##### SOURCE PASSAGE

Towards an Alternative Model of Heritage as Sustainable Development: Uyghur Meshrep in Kazakhstan

The project aims to harness ‘meshrep’ as a means to revitalise grass-roots expressive culture and indigenous language, strengthen community organisation, and create networks of micro-finance to support sustainable economic livelihoods.
Project status

This project focuses on meshrep: a system of community gatherings maintained by ethnic Uyghurs in southeast Kazakhstan. Meshrep involve music, dance, joking, readings, and an informal community court. They forge lasting community bonds, support the transmission of language and expressive culture, and provide a forum for discussion, planning, and action.

This project builds research capacity in Kazakhstan by bringing researchers to the UK for training and promotes the transmission of Uyghur cultural heritage through support for a local music school. The project works from the premise that intangible cultural heritage is a vital aspect of community identity and can be harnessed as a tool for sustainable development, supporting community cohesion and mutual responsibility, and enabling collective action.

##########
##### DATA EXTRACT

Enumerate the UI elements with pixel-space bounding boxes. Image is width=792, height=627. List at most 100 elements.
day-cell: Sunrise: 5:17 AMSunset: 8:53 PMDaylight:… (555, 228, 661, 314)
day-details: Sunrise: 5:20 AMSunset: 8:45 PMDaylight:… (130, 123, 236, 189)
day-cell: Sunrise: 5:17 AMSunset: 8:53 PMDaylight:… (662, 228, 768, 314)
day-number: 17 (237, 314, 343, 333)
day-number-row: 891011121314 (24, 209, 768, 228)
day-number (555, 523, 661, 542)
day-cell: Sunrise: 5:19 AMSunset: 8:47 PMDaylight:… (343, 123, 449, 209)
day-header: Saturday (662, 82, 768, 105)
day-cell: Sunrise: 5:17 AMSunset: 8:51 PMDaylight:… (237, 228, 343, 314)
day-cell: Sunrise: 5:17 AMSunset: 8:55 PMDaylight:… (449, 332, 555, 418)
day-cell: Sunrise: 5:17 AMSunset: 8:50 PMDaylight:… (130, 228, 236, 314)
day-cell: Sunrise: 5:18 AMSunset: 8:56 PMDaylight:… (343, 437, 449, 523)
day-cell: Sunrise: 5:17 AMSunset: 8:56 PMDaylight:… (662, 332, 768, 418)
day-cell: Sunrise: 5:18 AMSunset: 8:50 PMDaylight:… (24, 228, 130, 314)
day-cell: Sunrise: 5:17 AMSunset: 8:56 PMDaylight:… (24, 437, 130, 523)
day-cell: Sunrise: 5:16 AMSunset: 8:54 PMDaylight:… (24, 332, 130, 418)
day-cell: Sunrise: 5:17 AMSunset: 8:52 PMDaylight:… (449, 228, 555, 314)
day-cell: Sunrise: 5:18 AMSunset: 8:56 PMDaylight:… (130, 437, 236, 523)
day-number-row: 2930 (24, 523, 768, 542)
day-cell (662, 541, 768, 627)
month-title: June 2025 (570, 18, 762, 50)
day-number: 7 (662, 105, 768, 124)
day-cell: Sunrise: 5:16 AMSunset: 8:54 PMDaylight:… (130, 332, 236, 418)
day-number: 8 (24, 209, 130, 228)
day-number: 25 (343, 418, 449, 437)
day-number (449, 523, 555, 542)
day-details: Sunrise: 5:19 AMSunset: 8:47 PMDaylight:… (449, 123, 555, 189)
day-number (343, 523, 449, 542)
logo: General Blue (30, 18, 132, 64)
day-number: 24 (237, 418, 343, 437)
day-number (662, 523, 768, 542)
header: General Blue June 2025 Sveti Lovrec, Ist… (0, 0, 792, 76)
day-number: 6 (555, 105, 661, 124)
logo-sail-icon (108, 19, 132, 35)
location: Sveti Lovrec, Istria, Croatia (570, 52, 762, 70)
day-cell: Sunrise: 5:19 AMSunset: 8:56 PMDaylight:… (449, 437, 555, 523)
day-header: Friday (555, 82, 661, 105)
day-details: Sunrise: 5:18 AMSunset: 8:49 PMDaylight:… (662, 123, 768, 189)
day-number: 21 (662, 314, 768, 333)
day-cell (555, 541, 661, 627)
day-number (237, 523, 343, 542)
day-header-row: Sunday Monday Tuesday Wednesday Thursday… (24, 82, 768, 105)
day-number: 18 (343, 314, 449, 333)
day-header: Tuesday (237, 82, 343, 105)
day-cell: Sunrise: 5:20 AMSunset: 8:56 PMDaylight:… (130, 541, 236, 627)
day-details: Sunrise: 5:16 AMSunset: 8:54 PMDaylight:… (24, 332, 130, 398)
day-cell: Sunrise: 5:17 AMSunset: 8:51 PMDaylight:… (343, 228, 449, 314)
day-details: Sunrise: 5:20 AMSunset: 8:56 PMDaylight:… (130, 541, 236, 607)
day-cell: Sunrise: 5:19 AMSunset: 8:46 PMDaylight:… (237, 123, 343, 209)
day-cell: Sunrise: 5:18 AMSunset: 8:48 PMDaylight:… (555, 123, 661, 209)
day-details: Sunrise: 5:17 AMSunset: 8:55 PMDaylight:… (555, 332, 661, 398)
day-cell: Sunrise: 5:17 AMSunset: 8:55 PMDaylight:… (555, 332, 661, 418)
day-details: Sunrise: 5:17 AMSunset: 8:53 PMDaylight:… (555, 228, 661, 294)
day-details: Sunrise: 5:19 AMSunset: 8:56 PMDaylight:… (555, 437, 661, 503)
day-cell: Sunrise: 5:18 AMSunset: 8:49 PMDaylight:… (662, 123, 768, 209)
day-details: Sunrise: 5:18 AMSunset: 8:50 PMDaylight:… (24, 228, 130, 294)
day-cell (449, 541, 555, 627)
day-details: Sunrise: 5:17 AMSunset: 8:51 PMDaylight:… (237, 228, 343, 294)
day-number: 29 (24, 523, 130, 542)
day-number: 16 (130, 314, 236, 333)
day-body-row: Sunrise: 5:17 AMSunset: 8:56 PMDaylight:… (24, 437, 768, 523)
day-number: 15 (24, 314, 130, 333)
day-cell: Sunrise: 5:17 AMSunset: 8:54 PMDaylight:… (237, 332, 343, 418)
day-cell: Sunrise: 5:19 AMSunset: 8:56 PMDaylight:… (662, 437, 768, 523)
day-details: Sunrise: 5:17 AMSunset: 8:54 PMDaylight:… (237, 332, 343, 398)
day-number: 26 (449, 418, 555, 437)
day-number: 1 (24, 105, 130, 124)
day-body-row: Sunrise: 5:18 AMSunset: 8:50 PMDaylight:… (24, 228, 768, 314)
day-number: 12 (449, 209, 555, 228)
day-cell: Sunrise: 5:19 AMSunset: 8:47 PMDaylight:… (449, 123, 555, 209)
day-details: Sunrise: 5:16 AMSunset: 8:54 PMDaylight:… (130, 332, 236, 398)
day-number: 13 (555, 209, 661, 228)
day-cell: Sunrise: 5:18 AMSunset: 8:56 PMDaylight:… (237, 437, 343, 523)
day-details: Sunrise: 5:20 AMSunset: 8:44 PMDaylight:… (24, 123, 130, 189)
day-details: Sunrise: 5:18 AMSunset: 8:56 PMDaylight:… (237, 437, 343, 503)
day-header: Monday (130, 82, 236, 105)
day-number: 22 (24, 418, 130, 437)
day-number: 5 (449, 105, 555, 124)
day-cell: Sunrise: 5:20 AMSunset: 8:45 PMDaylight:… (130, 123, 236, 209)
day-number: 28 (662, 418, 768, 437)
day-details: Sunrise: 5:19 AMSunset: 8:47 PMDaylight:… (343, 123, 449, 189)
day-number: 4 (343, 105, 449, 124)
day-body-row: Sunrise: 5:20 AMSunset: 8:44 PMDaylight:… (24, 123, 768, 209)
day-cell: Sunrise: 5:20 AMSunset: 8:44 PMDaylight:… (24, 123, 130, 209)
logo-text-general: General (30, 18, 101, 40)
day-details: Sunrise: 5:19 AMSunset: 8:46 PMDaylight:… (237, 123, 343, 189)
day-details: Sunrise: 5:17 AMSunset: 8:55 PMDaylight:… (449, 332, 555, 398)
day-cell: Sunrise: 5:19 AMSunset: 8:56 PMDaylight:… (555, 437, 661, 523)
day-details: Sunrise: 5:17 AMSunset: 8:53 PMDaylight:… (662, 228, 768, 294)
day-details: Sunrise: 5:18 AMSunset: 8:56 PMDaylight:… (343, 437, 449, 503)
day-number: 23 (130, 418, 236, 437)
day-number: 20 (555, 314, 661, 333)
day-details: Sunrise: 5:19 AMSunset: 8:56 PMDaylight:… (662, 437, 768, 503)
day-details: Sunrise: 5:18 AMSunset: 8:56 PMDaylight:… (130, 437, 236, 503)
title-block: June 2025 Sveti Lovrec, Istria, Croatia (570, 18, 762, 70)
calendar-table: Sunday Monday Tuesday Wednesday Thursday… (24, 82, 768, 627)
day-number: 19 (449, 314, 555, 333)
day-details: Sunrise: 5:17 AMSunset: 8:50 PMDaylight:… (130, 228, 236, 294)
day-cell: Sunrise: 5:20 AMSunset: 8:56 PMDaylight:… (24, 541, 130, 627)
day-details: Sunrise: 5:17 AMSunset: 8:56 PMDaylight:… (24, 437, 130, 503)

##########

• WRITTEN EXERCISE A
Answer these questions using the meshrep passage:
(i) In what part of Kazakhstan do the ethnic Uyghurs who maintain meshrep live?
(ii) Besides music, dance, joking and readings, what do meshrep involve?
(iii) How does the project build research capacity in Kazakhstan?
• WRITTEN EXERCISE B
Repeat everything in the meshrep passage from "Towards an Alternative" down to "planning, and action.".
The records were taken from a different source.

• CORRECT RESPONSE A
(i) Southeast Kazakhstan.
(ii) An informal community court.
(iii) By bringing researchers to the UK for training.

• CORRECT RESPONSE B
Towards an Alternative Model of Heritage as Sustainable Development: Uyghur Meshrep in Kazakhstan

The project aims to harness ‘meshrep’ as a means to revitalise grass-roots expressive culture and indigenous language, strengthen community organisation, and create networks of micro-finance to support sustainable economic livelihoods.
Project status

This project focuses on meshrep: a system of community gatherings maintained by ethnic Uyghurs in southeast Kazakhstan. Meshrep involve music, dance, joking, readings, and an informal community court. They forge lasting community bonds, support the transmission of language and expressive culture, and provide a forum for discussion, planning, and action.